[Start of section]
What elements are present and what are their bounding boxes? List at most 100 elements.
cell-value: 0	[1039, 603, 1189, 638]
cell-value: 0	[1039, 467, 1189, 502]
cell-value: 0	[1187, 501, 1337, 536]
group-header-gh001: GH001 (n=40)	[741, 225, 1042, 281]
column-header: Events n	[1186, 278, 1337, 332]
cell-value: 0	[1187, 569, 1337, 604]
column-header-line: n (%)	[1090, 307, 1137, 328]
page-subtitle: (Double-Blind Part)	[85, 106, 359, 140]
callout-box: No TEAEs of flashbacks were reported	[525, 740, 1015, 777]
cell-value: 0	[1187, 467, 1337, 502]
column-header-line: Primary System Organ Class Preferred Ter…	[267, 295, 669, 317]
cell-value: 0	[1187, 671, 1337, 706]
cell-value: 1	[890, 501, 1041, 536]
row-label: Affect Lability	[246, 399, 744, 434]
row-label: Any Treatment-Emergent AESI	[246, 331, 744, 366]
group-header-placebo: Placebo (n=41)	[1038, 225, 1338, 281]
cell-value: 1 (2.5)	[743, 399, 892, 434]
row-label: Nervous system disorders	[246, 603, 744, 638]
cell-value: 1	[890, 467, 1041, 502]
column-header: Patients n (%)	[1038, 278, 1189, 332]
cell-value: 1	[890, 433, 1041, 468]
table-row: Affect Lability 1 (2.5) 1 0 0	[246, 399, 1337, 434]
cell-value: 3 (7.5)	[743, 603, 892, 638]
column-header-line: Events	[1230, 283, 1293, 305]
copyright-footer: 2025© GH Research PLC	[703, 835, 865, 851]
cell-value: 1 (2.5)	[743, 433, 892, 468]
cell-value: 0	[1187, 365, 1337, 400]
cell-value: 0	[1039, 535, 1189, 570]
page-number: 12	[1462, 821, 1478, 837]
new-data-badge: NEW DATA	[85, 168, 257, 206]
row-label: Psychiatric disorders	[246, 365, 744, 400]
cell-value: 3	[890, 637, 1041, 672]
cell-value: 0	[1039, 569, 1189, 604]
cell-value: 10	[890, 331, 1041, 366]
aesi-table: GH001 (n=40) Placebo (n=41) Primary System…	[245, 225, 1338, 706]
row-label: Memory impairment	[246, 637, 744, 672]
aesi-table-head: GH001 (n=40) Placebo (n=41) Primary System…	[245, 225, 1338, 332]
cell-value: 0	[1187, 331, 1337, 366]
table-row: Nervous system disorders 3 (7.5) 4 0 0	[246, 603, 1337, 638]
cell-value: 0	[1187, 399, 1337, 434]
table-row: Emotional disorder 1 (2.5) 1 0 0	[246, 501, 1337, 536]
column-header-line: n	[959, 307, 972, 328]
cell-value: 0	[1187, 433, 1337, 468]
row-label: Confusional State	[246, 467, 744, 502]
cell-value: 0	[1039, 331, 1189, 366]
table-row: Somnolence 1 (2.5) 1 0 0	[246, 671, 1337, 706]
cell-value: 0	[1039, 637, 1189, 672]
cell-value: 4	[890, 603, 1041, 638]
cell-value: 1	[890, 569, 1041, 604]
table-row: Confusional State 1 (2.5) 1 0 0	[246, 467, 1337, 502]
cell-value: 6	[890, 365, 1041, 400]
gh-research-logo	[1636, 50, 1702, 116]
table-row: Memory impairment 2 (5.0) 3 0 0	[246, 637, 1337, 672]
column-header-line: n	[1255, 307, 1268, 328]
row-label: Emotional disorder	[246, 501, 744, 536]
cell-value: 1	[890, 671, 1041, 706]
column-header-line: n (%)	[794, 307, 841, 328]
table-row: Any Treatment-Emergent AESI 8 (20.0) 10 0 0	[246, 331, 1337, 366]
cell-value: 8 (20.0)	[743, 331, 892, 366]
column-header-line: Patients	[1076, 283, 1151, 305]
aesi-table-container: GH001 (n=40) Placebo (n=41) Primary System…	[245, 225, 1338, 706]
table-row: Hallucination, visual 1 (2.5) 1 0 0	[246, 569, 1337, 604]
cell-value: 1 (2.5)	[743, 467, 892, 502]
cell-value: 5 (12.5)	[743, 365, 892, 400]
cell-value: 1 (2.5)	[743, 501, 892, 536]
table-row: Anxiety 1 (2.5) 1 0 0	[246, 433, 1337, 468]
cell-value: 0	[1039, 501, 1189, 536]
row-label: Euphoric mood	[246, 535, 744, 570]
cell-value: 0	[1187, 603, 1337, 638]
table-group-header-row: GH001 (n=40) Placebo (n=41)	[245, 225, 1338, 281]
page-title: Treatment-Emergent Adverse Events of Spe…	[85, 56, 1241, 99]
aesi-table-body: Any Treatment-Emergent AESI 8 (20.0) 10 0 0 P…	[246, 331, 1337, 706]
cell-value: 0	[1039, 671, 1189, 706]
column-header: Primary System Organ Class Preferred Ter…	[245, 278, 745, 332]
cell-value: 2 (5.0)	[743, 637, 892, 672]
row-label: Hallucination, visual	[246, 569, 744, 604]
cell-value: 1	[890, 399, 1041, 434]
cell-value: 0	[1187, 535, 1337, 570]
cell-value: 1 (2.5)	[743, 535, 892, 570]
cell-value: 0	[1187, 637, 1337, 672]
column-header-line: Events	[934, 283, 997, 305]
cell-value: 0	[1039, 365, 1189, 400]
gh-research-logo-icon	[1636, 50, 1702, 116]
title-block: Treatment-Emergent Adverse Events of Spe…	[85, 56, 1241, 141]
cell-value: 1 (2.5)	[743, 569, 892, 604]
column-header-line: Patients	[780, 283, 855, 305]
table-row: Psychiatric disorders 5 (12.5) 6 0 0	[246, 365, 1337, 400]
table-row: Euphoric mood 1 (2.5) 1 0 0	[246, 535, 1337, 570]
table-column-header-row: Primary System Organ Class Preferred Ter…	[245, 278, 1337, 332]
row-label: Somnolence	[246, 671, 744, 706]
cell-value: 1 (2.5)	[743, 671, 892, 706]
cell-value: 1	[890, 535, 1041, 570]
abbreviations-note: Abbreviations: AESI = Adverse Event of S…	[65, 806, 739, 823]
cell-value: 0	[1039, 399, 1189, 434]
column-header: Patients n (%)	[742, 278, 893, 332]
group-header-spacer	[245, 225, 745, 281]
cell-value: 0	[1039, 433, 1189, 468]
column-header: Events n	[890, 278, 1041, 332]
[End of section]
> _PROBLEM REQUIREMENTS_
Print the listing once more, exactly as it stands above.

> _OUTPUT BELOW_
What elements are present and what are their bounding boxes? List at most 100 elements.
cell-value: 0	[1039, 603, 1189, 638]
cell-value: 0	[1039, 467, 1189, 502]
cell-value: 0	[1187, 501, 1337, 536]
group-header-gh001: GH001 (n=40)	[741, 225, 1042, 281]
column-header: Events n	[1186, 278, 1337, 332]
cell-value: 0	[1187, 569, 1337, 604]
column-header-line: n (%)	[1090, 307, 1137, 328]
page-subtitle: (Double-Blind Part)	[85, 106, 359, 140]
callout-box: No TEAEs of flashbacks were reported	[525, 740, 1015, 777]
cell-value: 0	[1187, 467, 1337, 502]
column-header-line: Primary System Organ Class Preferred Ter…	[267, 295, 669, 317]
cell-value: 0	[1187, 671, 1337, 706]
cell-value: 1	[890, 501, 1041, 536]
row-label: Affect Lability	[246, 399, 744, 434]
row-label: Any Treatment-Emergent AESI	[246, 331, 744, 366]
group-header-placebo: Placebo (n=41)	[1038, 225, 1338, 281]
cell-value: 1 (2.5)	[743, 399, 892, 434]
row-label: Nervous system disorders	[246, 603, 744, 638]
cell-value: 1	[890, 467, 1041, 502]
column-header: Patients n (%)	[1038, 278, 1189, 332]
cell-value: 1	[890, 433, 1041, 468]
table-row: Affect Lability 1 (2.5) 1 0 0	[246, 399, 1337, 434]
cell-value: 3 (7.5)	[743, 603, 892, 638]
column-header-line: Events	[1230, 283, 1293, 305]
copyright-footer: 2025© GH Research PLC	[703, 835, 865, 851]
cell-value: 1 (2.5)	[743, 433, 892, 468]
cell-value: 0	[1187, 365, 1337, 400]
cell-value: 0	[1039, 535, 1189, 570]
page-number: 12	[1462, 821, 1478, 837]
new-data-badge: NEW DATA	[85, 168, 257, 206]
row-label: Psychiatric disorders	[246, 365, 744, 400]
cell-value: 3	[890, 637, 1041, 672]
cell-value: 0	[1039, 569, 1189, 604]
cell-value: 10	[890, 331, 1041, 366]
aesi-table: GH001 (n=40) Placebo (n=41) Primary System…	[245, 225, 1338, 706]
row-label: Memory impairment	[246, 637, 744, 672]
aesi-table-head: GH001 (n=40) Placebo (n=41) Primary System…	[245, 225, 1338, 332]
cell-value: 0	[1187, 331, 1337, 366]
table-row: Nervous system disorders 3 (7.5) 4 0 0	[246, 603, 1337, 638]
cell-value: 0	[1187, 399, 1337, 434]
table-row: Emotional disorder 1 (2.5) 1 0 0	[246, 501, 1337, 536]
column-header-line: n	[959, 307, 972, 328]
cell-value: 0	[1187, 433, 1337, 468]
row-label: Confusional State	[246, 467, 744, 502]
cell-value: 0	[1039, 331, 1189, 366]
table-row: Somnolence 1 (2.5) 1 0 0	[246, 671, 1337, 706]
cell-value: 0	[1039, 637, 1189, 672]
cell-value: 4	[890, 603, 1041, 638]
cell-value: 1	[890, 569, 1041, 604]
table-row: Confusional State 1 (2.5) 1 0 0	[246, 467, 1337, 502]
cell-value: 6	[890, 365, 1041, 400]
gh-research-logo	[1636, 50, 1702, 116]
table-row: Memory impairment 2 (5.0) 3 0 0	[246, 637, 1337, 672]
column-header-line: n	[1255, 307, 1268, 328]
row-label: Emotional disorder	[246, 501, 744, 536]
cell-value: 1	[890, 671, 1041, 706]
column-header-line: n (%)	[794, 307, 841, 328]
table-row: Any Treatment-Emergent AESI 8 (20.0) 10 0 0	[246, 331, 1337, 366]
cell-value: 8 (20.0)	[743, 331, 892, 366]
column-header-line: Patients	[1076, 283, 1151, 305]
aesi-table-container: GH001 (n=40) Placebo (n=41) Primary System…	[245, 225, 1338, 706]
table-row: Hallucination, visual 1 (2.5) 1 0 0	[246, 569, 1337, 604]
cell-value: 1 (2.5)	[743, 467, 892, 502]
cell-value: 5 (12.5)	[743, 365, 892, 400]
cell-value: 1 (2.5)	[743, 501, 892, 536]
table-row: Anxiety 1 (2.5) 1 0 0	[246, 433, 1337, 468]
cell-value: 0	[1039, 501, 1189, 536]
row-label: Euphoric mood	[246, 535, 744, 570]
cell-value: 0	[1187, 603, 1337, 638]
table-group-header-row: GH001 (n=40) Placebo (n=41)	[245, 225, 1338, 281]
page-title: Treatment-Emergent Adverse Events of Spe…	[85, 56, 1241, 99]
aesi-table-body: Any Treatment-Emergent AESI 8 (20.0) 10 0 0 P…	[246, 331, 1337, 706]
cell-value: 0	[1039, 671, 1189, 706]
column-header: Primary System Organ Class Preferred Ter…	[245, 278, 745, 332]
cell-value: 2 (5.0)	[743, 637, 892, 672]
row-label: Hallucination, visual	[246, 569, 744, 604]
cell-value: 1	[890, 399, 1041, 434]
cell-value: 0	[1187, 535, 1337, 570]
cell-value: 1 (2.5)	[743, 535, 892, 570]
cell-value: 0	[1187, 637, 1337, 672]
column-header-line: Events	[934, 283, 997, 305]
cell-value: 0	[1039, 365, 1189, 400]
gh-research-logo-icon	[1636, 50, 1702, 116]
title-block: Treatment-Emergent Adverse Events of Spe…	[85, 56, 1241, 141]
cell-value: 1 (2.5)	[743, 569, 892, 604]
column-header-line: Patients	[780, 283, 855, 305]
table-row: Psychiatric disorders 5 (12.5) 6 0 0	[246, 365, 1337, 400]
table-row: Euphoric mood 1 (2.5) 1 0 0	[246, 535, 1337, 570]
table-column-header-row: Primary System Organ Class Preferred Ter…	[245, 278, 1337, 332]
row-label: Somnolence	[246, 671, 744, 706]
cell-value: 1 (2.5)	[743, 671, 892, 706]
cell-value: 1	[890, 535, 1041, 570]
abbreviations-note: Abbreviations: AESI = Adverse Event of S…	[65, 806, 739, 823]
cell-value: 0	[1039, 399, 1189, 434]
column-header: Patients n (%)	[742, 278, 893, 332]
group-header-spacer	[245, 225, 745, 281]
cell-value: 0	[1039, 433, 1189, 468]
column-header: Events n	[890, 278, 1041, 332]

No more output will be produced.